§ JOB
Rewrite every line of the records below, changing each "donut" to "ring" and leaving everything else unchanged.

[Data listing]

• • • • • • •

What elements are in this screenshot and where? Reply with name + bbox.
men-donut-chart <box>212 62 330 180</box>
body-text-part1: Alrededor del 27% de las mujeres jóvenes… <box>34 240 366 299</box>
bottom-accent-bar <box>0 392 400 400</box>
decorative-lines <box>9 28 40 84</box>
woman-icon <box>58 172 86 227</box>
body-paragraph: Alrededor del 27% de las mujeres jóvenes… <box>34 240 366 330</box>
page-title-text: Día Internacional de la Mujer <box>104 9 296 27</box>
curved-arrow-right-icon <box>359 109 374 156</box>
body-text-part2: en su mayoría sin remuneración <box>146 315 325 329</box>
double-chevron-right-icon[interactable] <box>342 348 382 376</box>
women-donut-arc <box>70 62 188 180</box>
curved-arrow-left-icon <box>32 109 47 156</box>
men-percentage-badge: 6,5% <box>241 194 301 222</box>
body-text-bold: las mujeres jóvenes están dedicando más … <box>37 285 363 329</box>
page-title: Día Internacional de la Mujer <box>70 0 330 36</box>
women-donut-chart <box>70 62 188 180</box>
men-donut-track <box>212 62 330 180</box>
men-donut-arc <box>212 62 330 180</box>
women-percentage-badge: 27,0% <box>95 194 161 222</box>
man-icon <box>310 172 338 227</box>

• • • • • • •

§ EXERCISE SOLUTION
What elements are in this screenshot and where? Reply with name + bbox.
men-ring-chart <box>212 62 330 180</box>
body-text-part1: Alrededor del 27% de las mujeres jóvenes… <box>34 240 366 299</box>
bottom-accent-bar <box>0 392 400 400</box>
decorative-lines <box>9 28 40 84</box>
woman-icon <box>58 172 86 227</box>
body-paragraph: Alrededor del 27% de las mujeres jóvenes… <box>34 240 366 330</box>
page-title-text: Día Internacional de la Mujer <box>104 9 296 27</box>
curved-arrow-right-icon <box>359 109 374 156</box>
body-text-part2: en su mayoría sin remuneración <box>146 315 325 329</box>
double-chevron-right-icon[interactable] <box>342 348 382 376</box>
women-ring-arc <box>70 62 188 180</box>
curved-arrow-left-icon <box>32 109 47 156</box>
men-percentage-badge: 6,5% <box>241 194 301 222</box>
body-text-bold: las mujeres jóvenes están dedicando más … <box>37 285 363 329</box>
page-title: Día Internacional de la Mujer <box>70 0 330 36</box>
women-ring-chart <box>70 62 188 180</box>
men-ring-track <box>212 62 330 180</box>
men-ring-arc <box>212 62 330 180</box>
women-percentage-badge: 27,0% <box>95 194 161 222</box>
man-icon <box>310 172 338 227</box>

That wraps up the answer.